Exercise
Extract the final stretch of the data: the line that contains "Transcribe the text in this document." and every line after it, unaltered, and no other lines.

★ ★ ★

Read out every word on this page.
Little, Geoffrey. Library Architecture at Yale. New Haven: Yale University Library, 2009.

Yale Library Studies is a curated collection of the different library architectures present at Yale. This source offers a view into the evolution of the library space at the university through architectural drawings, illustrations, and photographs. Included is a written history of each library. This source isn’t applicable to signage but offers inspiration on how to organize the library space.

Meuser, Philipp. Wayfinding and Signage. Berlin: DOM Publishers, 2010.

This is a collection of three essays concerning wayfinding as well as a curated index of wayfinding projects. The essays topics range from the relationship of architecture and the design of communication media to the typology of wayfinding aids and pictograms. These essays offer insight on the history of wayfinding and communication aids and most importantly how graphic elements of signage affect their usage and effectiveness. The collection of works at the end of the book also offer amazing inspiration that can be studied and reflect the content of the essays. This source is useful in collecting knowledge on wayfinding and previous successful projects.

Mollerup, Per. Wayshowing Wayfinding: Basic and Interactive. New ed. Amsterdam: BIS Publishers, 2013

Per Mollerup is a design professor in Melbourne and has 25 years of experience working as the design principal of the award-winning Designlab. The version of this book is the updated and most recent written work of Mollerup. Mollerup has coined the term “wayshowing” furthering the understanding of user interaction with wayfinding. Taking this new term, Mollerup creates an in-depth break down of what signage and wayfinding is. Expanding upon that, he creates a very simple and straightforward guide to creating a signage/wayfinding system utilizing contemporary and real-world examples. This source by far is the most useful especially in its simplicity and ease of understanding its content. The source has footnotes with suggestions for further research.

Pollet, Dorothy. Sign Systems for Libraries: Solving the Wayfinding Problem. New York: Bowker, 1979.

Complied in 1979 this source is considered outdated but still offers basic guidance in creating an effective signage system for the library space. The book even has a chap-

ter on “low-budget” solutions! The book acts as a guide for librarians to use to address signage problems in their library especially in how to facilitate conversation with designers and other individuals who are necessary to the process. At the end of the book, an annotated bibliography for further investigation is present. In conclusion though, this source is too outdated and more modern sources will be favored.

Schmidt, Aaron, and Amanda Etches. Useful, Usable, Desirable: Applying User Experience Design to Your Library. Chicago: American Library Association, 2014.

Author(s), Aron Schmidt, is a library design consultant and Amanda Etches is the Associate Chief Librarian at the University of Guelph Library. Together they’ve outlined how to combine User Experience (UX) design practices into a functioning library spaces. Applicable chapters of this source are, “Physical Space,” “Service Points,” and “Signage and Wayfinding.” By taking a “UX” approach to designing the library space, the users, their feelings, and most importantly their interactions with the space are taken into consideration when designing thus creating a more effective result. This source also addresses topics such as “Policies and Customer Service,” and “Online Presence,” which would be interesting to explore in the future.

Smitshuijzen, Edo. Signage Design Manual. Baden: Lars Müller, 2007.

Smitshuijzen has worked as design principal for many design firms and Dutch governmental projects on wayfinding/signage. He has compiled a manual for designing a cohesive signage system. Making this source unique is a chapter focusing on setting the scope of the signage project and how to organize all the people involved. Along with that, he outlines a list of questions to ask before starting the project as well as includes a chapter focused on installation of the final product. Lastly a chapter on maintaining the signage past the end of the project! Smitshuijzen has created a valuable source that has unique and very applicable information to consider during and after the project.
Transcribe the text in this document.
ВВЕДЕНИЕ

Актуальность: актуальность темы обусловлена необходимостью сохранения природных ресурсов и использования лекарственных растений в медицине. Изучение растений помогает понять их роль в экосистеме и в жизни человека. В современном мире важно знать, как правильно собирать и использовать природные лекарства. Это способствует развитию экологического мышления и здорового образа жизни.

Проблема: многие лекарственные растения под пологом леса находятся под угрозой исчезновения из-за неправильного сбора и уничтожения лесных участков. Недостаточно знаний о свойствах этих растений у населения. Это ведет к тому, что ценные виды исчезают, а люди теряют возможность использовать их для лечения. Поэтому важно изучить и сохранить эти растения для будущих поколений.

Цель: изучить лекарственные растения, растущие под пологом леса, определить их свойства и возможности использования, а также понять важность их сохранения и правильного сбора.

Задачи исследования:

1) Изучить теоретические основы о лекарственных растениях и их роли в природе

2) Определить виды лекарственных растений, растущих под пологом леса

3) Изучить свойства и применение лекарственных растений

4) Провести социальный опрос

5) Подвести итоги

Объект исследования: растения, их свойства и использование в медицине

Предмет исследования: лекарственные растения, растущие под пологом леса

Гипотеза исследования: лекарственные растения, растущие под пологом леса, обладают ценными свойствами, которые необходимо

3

★ ★ ★

Task response
Transcribe the text in this document.
ВВЕДЕНИЕ

Актуальность: актуальность темы обусловлена необходимостью сохранения природных ресурсов и использования лекарственных растений в медицине. Изучение растений помогает понять их роль в экосистеме и в жизни человека. В современном мире важно знать, как правильно собирать и использовать природные лекарства. Это способствует развитию экологического мышления и здорового образа жизни.

Проблема: многие лекарственные растения под пологом леса находятся под угрозой исчезновения из-за неправильного сбора и уничтожения лесных участков. Недостаточно знаний о свойствах этих растений у населения. Это ведет к тому, что ценные виды исчезают, а люди теряют возможность использовать их для лечения. Поэтому важно изучить и сохранить эти растения для будущих поколений.

Цель: изучить лекарственные растения, растущие под пологом леса, определить их свойства и возможности использования, а также понять важность их сохранения и правильного сбора.

Задачи исследования:

1) Изучить теоретические основы о лекарственных растениях и их роли в природе

2) Определить виды лекарственных растений, растущих под пологом леса

3) Изучить свойства и применение лекарственных растений

4) Провести социальный опрос

5) Подвести итоги

Объект исследования: растения, их свойства и использование в медицине

Предмет исследования: лекарственные растения, растущие под пологом леса

Гипотеза исследования: лекарственные растения, растущие под пологом леса, обладают ценными свойствами, которые необходимо

3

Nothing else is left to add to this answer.